What is required | Write out the records word for word, with no pictures.

Information given |
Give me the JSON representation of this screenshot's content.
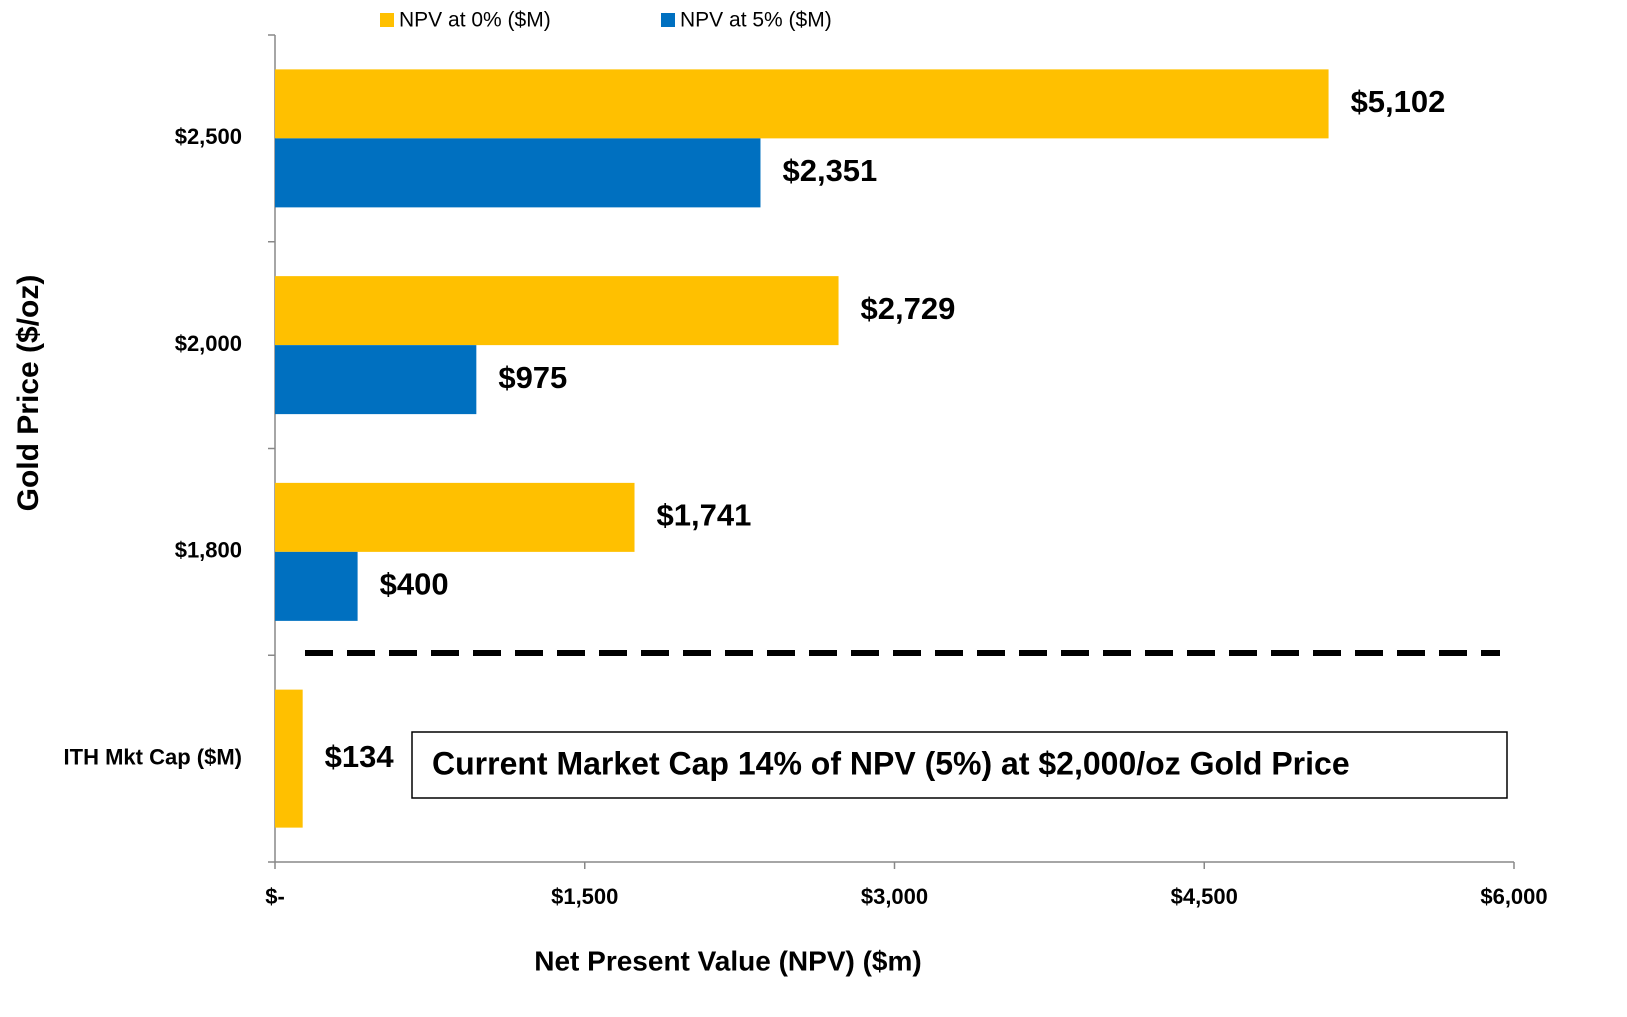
{
  "chart_data": {
    "type": "hbar",
    "categories": [
      "$2,500",
      "$2,000",
      "$1,800",
      "ITH Mkt Cap ($M)"
    ],
    "series": [
      {
        "name": "NPV at 0% ($M)",
        "color": "#ffc000",
        "values": [
          5102,
          2729,
          1741,
          134
        ],
        "value_labels": [
          "$5,102",
          "$2,729",
          "$1,741",
          "$134"
        ]
      },
      {
        "name": "NPV at 5% ($M)",
        "color": "#0070c0",
        "values": [
          2351,
          975,
          400,
          null
        ],
        "value_labels": [
          "$2,351",
          "$975",
          "$400",
          null
        ]
      }
    ],
    "xlim": [
      0,
      6000
    ],
    "xticks": [
      {
        "value": 0,
        "label": "$-"
      },
      {
        "value": 1500,
        "label": "$1,500"
      },
      {
        "value": 3000,
        "label": "$3,000"
      },
      {
        "value": 4500,
        "label": "$4,500"
      },
      {
        "value": 6000,
        "label": "$6,000"
      }
    ],
    "xlabel": "Net Present Value (NPV) ($m)",
    "ylabel": "Gold Price ($/oz)",
    "annotation": "Current Market Cap 14% of NPV (5%) at $2,000/oz Gold Price",
    "legend": "top"
  }
}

Worked answer |
Give me the JSON representation of this screenshot's content.
{
  "chart_data": {
    "type": "hbar",
    "categories": [
      "$2,500",
      "$2,000",
      "$1,800",
      "ITH Mkt Cap ($M)"
    ],
    "series": [
      {
        "name": "NPV at 0% ($M)",
        "color": "#ffc000",
        "values": [
          5102,
          2729,
          1741,
          134
        ],
        "value_labels": [
          "$5,102",
          "$2,729",
          "$1,741",
          "$134"
        ]
      },
      {
        "name": "NPV at 5% ($M)",
        "color": "#0070c0",
        "values": [
          2351,
          975,
          400,
          null
        ],
        "value_labels": [
          "$2,351",
          "$975",
          "$400",
          null
        ]
      }
    ],
    "xlim": [
      0,
      6000
    ],
    "xticks": [
      {
        "value": 0,
        "label": "$-"
      },
      {
        "value": 1500,
        "label": "$1,500"
      },
      {
        "value": 3000,
        "label": "$3,000"
      },
      {
        "value": 4500,
        "label": "$4,500"
      },
      {
        "value": 6000,
        "label": "$6,000"
      }
    ],
    "xlabel": "Net Present Value (NPV) ($m)",
    "ylabel": "Gold Price ($/oz)",
    "annotation": "Current Market Cap 14% of NPV (5%) at $2,000/oz Gold Price",
    "legend": "top"
  }
}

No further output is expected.